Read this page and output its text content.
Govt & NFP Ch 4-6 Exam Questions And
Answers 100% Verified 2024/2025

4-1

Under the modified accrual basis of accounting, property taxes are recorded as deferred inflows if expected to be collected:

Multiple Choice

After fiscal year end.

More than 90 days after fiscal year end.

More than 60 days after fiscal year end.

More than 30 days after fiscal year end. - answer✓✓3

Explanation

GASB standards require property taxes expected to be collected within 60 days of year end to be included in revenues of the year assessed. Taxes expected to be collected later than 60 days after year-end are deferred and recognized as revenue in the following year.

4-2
==============================
◆ Work instructions: Reproduce each entry word for word.

◆ Reply:
Read this page and output its text content.
Govt & NFP Ch 4-6 Exam Questions And
Answers 100% Verified 2024/2025

4-1

Under the modified accrual basis of accounting, property taxes are recorded as deferred inflows if expected to be collected:

Multiple Choice

After fiscal year end.

More than 90 days after fiscal year end.

More than 60 days after fiscal year end.

More than 30 days after fiscal year end. - answer✓✓3

Explanation

GASB standards require property taxes expected to be collected within 60 days of year end to be included in revenues of the year assessed. Taxes expected to be collected later than 60 days after year-end are deferred and recognized as revenue in the following year.

4-2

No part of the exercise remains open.